[Extracted records]
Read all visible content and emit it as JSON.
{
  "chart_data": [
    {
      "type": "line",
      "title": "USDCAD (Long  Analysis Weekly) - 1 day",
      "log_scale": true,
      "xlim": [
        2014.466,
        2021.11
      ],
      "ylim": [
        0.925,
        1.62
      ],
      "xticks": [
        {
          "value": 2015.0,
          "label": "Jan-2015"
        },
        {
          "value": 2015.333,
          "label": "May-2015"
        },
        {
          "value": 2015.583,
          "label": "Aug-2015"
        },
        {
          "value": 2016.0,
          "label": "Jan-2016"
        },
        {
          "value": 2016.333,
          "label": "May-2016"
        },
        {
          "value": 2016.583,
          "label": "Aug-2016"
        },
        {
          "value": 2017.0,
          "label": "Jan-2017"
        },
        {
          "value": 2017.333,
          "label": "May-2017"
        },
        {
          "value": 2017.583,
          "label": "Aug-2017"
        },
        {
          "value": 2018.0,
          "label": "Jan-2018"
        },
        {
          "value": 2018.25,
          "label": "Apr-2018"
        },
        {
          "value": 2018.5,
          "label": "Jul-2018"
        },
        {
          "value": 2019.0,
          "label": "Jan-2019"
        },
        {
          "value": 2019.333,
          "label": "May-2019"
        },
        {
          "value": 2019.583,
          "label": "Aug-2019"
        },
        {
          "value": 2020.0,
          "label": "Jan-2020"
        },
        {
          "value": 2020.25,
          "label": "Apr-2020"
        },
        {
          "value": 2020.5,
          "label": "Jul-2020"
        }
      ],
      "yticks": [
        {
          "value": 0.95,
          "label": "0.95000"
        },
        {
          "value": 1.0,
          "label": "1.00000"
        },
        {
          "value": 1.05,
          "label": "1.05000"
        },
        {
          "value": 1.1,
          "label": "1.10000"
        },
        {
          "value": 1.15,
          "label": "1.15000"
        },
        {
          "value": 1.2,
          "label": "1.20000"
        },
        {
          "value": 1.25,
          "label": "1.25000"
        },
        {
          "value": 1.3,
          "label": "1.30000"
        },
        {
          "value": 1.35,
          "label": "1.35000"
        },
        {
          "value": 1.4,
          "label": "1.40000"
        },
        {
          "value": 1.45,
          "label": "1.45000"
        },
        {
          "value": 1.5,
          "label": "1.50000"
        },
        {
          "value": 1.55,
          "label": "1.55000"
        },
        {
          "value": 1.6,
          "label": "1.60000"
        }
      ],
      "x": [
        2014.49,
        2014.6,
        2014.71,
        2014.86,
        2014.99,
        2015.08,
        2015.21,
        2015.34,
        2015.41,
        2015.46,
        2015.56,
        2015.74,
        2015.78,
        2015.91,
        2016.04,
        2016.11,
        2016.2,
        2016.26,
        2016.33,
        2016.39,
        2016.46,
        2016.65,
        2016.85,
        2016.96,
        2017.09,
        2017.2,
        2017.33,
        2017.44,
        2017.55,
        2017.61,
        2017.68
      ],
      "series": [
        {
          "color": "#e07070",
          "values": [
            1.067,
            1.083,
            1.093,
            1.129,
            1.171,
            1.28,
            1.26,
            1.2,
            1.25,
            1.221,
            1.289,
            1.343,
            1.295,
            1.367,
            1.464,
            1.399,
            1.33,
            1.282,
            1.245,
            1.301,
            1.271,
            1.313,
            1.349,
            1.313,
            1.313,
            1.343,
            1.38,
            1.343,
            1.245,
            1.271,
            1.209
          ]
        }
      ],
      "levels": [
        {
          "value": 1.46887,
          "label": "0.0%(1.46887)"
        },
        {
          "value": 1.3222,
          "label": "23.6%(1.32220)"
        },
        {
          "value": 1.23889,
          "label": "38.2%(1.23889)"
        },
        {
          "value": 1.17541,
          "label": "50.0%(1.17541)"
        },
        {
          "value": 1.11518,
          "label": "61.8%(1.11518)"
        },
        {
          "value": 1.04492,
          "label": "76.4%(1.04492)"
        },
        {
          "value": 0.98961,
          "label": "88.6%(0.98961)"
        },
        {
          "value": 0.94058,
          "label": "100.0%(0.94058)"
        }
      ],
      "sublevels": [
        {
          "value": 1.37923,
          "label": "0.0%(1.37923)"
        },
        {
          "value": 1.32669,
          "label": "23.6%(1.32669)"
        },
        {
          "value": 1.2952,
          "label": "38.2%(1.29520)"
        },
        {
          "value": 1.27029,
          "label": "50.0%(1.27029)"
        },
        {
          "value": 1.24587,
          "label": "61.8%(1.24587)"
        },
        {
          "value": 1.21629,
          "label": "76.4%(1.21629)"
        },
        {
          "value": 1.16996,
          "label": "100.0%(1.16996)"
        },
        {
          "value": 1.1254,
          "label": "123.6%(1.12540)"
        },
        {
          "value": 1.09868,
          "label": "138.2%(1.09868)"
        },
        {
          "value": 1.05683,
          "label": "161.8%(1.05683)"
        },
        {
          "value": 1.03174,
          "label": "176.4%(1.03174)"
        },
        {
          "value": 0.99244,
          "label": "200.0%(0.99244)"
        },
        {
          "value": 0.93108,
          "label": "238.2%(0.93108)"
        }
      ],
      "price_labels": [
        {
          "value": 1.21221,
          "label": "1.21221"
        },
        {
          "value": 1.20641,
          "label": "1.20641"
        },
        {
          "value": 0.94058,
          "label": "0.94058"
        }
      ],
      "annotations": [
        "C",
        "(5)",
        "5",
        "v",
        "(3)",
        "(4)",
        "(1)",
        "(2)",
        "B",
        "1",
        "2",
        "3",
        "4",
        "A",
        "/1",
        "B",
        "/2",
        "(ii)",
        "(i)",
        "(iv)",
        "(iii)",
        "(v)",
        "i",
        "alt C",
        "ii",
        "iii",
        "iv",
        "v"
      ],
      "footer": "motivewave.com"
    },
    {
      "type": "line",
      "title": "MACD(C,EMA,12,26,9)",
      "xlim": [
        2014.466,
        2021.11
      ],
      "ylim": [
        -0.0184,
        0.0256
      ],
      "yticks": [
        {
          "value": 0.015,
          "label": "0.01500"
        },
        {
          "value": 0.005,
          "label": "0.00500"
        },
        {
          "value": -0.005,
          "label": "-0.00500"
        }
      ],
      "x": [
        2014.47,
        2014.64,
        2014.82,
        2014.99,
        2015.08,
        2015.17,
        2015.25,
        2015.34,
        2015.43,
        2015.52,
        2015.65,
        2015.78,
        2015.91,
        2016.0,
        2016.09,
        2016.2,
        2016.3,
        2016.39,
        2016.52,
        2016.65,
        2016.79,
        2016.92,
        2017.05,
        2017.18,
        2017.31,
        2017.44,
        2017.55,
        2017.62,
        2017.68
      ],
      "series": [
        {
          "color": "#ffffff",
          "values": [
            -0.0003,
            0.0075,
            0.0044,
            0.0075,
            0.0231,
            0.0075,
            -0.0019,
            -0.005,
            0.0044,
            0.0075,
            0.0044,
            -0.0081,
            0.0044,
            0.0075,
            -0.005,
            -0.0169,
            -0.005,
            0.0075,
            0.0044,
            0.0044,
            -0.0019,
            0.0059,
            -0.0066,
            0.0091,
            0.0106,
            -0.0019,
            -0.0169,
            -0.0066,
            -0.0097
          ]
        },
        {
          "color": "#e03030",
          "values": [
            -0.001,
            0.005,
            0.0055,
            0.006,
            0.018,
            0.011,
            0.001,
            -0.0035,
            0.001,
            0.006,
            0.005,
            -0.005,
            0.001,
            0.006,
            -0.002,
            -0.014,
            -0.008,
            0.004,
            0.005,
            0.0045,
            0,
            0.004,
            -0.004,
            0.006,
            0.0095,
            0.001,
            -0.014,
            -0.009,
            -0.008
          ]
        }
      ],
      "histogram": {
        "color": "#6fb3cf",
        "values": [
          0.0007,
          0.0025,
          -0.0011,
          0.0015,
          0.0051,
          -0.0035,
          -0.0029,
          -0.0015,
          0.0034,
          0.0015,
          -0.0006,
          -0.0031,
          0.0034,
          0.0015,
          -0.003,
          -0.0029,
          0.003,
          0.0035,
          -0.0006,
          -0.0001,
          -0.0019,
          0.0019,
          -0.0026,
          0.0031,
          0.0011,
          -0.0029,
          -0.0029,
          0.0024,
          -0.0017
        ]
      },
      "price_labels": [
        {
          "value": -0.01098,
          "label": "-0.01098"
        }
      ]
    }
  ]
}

### [To be done]
Using the listing, copy every line where the word "title" shows up.

### [Solved exercise]
      "title": "USDCAD (Long  Analysis Weekly) - 1 day",
      "title": "MACD(C,EMA,12,26,9)",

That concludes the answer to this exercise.